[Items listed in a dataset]
◇ ◇ ◇ ◇ ◇ ◇ ◇

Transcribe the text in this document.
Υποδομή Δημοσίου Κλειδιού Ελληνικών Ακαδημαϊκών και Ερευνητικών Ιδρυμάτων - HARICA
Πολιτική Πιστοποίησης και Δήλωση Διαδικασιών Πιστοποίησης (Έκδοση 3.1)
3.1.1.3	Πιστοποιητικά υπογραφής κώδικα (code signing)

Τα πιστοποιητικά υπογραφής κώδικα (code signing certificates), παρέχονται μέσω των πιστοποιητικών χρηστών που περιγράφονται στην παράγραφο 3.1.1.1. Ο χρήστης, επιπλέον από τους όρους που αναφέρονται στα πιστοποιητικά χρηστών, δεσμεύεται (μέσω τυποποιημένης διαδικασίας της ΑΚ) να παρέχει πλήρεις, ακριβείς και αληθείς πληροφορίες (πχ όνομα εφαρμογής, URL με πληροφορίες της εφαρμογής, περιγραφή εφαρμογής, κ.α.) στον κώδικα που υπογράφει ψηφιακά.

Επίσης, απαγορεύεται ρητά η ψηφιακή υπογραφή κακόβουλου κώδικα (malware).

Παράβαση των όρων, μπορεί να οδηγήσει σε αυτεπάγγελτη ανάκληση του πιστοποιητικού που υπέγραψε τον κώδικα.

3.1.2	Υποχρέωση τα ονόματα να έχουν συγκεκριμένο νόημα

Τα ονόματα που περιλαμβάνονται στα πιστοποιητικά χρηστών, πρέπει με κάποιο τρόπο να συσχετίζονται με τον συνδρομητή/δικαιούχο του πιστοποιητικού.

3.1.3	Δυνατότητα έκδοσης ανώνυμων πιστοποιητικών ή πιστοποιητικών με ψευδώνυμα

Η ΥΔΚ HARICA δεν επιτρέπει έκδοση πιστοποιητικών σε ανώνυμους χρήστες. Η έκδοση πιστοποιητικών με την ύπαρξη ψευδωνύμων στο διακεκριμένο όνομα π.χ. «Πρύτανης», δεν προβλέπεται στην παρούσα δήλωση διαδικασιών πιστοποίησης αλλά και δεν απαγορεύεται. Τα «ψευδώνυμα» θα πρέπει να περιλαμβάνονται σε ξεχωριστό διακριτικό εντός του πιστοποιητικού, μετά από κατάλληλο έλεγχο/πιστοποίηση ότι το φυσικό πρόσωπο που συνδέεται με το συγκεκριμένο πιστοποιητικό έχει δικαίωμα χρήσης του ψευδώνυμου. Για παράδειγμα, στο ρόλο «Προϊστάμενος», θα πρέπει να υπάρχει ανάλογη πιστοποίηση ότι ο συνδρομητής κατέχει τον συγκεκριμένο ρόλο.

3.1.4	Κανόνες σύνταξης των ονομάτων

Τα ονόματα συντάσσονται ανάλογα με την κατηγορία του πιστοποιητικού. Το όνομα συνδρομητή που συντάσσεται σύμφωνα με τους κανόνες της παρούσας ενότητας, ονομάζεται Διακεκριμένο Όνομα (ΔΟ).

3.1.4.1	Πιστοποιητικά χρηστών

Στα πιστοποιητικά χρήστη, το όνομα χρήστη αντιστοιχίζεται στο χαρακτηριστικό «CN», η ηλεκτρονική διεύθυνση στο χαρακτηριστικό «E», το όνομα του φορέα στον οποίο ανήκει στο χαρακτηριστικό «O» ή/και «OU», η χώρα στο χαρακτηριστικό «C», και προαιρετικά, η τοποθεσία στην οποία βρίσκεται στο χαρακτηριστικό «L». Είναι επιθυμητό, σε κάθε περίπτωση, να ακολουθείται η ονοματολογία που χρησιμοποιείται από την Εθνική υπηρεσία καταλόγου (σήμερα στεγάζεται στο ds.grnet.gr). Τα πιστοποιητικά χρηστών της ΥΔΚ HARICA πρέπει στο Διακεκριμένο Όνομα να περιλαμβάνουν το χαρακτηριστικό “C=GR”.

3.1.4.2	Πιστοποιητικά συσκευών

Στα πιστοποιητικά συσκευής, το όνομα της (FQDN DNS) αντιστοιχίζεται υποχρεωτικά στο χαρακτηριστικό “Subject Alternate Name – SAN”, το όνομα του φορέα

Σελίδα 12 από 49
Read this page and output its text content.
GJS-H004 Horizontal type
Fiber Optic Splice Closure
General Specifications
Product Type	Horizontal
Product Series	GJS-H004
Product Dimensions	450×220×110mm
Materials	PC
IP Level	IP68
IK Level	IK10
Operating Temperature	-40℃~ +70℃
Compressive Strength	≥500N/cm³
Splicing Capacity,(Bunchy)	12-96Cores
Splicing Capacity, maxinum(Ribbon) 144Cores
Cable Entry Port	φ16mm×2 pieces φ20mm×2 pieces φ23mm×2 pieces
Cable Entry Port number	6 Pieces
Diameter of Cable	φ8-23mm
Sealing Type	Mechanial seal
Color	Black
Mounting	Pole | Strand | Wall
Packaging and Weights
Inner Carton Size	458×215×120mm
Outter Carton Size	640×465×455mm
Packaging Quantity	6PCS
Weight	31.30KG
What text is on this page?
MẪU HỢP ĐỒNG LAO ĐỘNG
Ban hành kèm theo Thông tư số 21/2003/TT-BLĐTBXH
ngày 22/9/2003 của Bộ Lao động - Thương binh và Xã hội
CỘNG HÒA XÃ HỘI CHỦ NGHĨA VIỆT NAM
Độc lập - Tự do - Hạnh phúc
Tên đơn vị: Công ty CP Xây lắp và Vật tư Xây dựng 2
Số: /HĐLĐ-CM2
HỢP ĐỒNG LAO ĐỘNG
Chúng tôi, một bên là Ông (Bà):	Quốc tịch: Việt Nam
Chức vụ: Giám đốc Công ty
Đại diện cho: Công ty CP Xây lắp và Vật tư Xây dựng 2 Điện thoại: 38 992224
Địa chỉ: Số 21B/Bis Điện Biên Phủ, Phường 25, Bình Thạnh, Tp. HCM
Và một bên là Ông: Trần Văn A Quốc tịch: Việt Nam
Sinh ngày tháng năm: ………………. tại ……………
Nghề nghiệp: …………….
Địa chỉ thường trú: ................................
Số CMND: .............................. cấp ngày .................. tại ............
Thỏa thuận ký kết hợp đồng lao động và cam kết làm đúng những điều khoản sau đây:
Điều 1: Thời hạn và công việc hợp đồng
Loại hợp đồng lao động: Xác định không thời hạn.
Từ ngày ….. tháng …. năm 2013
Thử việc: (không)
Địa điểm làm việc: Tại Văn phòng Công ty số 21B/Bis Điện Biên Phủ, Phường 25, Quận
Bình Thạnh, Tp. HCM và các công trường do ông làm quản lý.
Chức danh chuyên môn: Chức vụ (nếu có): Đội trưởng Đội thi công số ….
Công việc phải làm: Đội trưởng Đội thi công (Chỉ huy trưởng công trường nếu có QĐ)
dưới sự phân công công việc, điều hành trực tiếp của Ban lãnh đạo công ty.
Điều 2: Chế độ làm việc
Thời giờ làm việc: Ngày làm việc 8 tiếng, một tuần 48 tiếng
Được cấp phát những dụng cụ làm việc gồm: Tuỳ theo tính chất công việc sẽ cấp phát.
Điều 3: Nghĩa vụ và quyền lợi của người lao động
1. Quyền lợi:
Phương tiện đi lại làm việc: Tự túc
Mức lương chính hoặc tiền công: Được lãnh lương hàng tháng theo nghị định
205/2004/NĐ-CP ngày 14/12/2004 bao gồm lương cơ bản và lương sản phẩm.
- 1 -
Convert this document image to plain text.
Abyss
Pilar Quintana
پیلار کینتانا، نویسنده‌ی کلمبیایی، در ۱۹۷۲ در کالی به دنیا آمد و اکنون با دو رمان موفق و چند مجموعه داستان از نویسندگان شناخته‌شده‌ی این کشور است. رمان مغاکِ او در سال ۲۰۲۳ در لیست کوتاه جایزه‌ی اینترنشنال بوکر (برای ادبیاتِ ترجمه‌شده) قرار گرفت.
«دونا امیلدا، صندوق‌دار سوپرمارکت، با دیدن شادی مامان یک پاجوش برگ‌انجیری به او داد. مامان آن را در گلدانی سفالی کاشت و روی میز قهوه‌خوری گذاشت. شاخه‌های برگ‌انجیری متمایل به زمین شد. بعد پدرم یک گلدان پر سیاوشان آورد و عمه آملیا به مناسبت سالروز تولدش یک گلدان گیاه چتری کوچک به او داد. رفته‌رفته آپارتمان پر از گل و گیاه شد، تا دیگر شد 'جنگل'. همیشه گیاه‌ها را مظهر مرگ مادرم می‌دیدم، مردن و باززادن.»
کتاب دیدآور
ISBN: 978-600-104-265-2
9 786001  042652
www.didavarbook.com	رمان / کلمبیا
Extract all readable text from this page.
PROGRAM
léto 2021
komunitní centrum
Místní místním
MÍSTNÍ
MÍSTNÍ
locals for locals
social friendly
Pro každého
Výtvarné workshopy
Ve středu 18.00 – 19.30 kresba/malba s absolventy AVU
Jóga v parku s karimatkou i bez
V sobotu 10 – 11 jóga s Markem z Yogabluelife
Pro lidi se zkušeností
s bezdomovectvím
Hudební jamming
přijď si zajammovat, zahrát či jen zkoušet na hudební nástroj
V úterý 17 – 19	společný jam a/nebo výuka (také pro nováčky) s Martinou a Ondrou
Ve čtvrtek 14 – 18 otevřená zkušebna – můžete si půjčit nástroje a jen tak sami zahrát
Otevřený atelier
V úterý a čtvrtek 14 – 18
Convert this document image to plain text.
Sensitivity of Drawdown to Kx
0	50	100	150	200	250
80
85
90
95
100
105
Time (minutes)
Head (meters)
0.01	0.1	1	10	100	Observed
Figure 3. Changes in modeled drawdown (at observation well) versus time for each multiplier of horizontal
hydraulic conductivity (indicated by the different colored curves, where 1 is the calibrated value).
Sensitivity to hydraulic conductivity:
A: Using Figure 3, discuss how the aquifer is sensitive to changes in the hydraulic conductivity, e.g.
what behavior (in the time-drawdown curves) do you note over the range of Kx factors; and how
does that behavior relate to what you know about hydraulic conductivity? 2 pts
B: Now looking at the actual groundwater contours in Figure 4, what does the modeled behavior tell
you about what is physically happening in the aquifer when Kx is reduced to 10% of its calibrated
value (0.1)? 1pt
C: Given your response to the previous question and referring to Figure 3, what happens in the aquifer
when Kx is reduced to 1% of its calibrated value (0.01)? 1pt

◇ ◇ ◇ ◇ ◇ ◇ ◇

Task to complete — Working from the entries above, return all lines that contain "trưởng".

Task result —
Chức danh chuyên môn: Chức vụ (nếu có): Đội trưởng Đội thi công số ….
Công việc phải làm: Đội trưởng Đội thi công (Chỉ huy trưởng công trường nếu có QĐ)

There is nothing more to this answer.